YOUR OBJECTIVE
Copy out all lines where "this" appears.
----
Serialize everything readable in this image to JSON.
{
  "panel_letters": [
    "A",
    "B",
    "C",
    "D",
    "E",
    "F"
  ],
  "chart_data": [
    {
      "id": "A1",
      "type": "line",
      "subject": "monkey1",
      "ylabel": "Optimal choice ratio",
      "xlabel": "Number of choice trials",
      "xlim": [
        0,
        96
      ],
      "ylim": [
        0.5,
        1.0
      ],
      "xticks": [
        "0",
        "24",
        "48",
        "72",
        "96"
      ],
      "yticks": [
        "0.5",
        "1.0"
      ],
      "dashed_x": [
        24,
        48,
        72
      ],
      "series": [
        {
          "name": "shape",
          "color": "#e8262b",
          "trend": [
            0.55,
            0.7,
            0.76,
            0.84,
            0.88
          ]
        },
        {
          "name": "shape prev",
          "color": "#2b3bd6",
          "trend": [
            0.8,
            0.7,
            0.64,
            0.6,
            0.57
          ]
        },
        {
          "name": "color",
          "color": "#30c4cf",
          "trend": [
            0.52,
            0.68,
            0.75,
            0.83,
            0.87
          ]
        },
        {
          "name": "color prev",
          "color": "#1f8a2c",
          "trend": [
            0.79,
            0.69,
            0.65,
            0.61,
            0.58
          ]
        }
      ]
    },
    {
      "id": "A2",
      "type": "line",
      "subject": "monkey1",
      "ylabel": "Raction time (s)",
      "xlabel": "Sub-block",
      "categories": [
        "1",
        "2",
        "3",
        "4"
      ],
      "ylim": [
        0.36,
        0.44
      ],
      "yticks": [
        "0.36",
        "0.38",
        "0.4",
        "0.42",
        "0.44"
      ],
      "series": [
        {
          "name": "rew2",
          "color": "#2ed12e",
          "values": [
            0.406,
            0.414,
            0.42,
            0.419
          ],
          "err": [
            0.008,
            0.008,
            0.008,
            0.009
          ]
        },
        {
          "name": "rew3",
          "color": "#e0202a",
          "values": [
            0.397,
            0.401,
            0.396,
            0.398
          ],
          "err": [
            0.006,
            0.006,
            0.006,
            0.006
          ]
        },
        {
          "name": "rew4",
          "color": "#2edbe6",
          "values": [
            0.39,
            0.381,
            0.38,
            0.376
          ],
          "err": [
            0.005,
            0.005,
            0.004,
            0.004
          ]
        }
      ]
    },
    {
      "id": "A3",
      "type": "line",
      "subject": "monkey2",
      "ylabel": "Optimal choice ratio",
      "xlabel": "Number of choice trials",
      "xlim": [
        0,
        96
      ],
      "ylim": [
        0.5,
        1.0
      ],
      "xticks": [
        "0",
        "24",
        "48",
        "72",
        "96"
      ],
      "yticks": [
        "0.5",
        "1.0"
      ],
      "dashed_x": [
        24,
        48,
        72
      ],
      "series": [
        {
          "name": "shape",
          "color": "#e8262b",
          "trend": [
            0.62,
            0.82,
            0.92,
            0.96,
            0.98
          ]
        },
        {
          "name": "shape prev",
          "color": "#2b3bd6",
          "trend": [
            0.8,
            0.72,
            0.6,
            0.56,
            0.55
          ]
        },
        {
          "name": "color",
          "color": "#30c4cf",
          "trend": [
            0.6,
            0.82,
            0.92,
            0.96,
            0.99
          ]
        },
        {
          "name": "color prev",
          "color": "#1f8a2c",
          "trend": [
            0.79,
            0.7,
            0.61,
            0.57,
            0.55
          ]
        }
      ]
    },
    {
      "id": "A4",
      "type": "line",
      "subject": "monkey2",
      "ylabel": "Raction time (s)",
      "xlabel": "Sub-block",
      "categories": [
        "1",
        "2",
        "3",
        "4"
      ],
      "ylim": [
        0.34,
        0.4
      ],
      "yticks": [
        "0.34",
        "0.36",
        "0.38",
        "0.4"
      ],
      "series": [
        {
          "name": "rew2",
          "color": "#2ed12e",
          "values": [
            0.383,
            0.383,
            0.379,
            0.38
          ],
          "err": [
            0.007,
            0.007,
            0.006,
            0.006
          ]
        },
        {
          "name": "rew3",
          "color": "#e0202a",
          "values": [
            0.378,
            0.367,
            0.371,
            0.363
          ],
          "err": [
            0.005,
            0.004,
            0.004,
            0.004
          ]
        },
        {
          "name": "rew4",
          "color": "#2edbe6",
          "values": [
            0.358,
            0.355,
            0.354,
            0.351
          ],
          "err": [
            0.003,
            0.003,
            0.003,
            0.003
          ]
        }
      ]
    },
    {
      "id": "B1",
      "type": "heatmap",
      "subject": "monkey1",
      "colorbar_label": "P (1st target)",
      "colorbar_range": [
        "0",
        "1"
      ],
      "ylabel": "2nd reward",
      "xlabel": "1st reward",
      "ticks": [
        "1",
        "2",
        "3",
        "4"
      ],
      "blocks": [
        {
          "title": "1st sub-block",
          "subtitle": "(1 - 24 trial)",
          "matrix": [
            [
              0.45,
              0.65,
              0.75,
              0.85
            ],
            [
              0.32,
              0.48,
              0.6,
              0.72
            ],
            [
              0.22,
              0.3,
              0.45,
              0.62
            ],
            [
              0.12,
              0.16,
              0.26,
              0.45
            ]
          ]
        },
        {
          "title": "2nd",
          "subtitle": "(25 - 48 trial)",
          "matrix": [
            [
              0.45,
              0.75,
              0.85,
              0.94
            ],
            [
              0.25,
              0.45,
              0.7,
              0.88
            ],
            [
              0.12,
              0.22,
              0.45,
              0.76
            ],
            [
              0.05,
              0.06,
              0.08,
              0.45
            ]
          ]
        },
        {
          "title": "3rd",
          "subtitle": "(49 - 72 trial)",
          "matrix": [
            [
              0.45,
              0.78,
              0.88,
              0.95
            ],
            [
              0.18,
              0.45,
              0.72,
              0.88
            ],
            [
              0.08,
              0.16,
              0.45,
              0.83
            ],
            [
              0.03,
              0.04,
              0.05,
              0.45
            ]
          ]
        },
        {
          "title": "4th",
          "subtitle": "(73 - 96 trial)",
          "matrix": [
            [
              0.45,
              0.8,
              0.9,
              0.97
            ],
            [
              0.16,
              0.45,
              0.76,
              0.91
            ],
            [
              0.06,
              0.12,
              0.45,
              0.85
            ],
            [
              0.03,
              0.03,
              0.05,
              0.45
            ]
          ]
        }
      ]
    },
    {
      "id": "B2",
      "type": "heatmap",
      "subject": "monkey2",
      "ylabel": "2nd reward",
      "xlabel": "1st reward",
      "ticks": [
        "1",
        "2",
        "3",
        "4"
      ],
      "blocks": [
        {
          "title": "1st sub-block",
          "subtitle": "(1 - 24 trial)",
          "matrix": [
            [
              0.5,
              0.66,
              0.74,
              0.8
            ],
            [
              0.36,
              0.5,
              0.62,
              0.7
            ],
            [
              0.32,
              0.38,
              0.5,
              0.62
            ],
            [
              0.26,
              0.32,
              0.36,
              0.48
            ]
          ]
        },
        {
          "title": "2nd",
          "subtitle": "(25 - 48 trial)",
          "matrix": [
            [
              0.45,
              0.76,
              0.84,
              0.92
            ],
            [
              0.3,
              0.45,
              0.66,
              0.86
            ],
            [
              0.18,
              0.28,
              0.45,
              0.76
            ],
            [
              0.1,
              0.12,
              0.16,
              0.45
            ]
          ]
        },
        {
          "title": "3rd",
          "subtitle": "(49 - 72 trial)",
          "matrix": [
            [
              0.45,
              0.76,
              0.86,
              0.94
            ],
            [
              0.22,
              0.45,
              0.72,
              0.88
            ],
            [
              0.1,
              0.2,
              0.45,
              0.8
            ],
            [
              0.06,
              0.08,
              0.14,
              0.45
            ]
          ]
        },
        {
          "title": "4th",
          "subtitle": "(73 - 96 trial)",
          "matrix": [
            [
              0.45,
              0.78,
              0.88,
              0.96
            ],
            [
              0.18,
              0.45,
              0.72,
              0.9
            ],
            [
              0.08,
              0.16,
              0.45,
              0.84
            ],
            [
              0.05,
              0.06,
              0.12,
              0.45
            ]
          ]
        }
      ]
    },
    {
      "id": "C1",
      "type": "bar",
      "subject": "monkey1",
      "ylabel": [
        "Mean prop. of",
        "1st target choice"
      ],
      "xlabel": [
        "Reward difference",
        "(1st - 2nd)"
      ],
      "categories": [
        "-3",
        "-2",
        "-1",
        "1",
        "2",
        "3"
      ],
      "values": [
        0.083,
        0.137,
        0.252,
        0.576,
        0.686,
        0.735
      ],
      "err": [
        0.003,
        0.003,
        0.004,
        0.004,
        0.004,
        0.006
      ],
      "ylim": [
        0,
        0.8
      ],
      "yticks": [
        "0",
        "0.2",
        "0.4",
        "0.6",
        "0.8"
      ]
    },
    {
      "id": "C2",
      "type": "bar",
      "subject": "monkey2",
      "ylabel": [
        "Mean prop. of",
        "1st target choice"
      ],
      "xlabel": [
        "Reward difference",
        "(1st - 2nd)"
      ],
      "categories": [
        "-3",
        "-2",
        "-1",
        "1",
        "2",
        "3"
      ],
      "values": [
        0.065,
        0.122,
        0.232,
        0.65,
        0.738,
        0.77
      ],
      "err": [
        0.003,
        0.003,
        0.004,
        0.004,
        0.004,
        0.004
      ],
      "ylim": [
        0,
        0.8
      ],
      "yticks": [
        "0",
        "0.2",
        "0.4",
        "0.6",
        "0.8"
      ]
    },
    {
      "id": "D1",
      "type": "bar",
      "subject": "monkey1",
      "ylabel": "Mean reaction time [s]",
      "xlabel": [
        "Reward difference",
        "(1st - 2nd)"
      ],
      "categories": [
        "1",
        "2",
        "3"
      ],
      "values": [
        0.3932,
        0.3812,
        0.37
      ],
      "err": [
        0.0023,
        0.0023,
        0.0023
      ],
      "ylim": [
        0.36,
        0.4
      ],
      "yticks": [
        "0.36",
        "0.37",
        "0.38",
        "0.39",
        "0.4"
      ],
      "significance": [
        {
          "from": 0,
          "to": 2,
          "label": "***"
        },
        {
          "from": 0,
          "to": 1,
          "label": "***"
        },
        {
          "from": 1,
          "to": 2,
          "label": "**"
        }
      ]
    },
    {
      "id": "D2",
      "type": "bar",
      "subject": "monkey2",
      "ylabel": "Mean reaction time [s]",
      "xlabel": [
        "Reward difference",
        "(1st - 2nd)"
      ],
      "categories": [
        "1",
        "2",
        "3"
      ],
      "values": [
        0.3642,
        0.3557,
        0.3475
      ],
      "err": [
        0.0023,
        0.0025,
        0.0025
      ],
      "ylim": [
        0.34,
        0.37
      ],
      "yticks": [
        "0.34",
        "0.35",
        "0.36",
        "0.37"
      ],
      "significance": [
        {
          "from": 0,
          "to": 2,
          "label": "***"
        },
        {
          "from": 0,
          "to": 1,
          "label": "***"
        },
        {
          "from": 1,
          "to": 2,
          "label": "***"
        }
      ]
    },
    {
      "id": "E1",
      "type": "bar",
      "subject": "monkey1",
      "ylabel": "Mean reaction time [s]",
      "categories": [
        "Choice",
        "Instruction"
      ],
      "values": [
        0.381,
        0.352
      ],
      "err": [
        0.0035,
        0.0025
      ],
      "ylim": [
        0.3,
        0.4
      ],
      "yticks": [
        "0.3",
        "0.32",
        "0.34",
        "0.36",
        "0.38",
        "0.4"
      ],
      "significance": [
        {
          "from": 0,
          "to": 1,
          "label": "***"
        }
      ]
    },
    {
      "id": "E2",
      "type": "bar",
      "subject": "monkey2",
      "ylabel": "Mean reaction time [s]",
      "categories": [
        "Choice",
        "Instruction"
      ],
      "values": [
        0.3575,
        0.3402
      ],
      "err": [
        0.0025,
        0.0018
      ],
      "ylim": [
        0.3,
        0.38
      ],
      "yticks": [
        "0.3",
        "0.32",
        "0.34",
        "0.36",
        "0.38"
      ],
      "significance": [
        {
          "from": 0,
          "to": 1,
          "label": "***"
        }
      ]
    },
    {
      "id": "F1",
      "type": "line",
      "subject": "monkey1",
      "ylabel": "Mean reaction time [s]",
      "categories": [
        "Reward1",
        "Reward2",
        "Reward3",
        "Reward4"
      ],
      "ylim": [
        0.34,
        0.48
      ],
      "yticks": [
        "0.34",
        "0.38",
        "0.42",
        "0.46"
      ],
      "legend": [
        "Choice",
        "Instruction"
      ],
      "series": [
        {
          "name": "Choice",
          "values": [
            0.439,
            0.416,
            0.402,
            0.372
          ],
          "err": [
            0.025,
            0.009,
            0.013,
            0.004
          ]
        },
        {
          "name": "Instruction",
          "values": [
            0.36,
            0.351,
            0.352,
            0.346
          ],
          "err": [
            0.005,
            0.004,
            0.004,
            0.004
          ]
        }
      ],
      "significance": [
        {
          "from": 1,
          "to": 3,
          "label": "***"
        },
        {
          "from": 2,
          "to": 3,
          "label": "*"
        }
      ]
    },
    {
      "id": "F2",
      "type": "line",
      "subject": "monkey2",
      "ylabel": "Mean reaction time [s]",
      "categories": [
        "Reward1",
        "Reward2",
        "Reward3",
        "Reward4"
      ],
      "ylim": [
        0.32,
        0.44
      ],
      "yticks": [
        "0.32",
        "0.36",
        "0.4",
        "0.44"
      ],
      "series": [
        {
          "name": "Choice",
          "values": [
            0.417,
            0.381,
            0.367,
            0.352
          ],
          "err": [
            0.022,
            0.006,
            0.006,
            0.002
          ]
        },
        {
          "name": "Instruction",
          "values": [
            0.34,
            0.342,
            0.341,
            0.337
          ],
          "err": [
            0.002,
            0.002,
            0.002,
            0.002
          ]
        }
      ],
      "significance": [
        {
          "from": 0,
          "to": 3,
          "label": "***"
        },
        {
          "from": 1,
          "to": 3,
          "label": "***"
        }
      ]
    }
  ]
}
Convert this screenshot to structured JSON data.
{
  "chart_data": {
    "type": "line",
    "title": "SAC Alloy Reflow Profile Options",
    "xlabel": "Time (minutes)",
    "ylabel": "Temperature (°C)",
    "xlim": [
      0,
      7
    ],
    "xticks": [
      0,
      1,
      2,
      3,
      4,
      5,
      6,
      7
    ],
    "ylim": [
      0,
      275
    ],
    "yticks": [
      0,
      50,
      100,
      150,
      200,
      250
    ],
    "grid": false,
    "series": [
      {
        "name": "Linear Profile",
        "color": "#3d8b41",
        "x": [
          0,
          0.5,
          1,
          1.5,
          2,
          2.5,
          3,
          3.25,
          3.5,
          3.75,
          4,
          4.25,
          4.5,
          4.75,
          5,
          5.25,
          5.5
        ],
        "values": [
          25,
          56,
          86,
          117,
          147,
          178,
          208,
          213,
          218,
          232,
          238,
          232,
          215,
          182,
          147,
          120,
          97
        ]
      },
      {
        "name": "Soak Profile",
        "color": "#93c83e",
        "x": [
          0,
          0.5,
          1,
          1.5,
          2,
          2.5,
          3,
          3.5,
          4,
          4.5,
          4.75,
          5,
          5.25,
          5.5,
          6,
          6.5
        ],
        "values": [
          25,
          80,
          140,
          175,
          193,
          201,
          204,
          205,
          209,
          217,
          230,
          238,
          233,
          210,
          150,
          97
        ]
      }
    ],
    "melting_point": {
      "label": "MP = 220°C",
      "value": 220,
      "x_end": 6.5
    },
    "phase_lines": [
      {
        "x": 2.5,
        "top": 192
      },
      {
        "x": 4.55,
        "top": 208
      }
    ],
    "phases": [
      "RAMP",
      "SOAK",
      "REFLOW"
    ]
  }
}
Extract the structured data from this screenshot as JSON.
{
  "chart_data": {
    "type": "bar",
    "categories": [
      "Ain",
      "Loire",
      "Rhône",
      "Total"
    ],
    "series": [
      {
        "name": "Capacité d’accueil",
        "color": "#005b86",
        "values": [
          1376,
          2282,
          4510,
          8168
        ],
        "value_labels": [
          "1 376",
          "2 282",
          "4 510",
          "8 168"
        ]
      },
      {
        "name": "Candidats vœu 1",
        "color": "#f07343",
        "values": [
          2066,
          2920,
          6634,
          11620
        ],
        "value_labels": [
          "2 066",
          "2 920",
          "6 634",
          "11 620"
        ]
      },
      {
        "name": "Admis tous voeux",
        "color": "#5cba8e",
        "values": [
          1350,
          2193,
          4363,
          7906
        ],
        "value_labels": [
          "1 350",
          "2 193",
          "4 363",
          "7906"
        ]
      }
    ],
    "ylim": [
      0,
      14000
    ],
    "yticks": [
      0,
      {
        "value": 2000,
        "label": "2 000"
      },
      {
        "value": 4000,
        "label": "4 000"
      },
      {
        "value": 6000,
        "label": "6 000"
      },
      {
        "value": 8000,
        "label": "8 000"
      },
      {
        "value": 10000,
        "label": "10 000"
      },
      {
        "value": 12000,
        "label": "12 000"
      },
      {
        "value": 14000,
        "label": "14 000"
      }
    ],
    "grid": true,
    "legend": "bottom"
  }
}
----
COMPLETE ANSWER
Serialize everything readable in this image to JSON.
Convert this screenshot to structured JSON data.
Extract the structured data from this screenshot as JSON.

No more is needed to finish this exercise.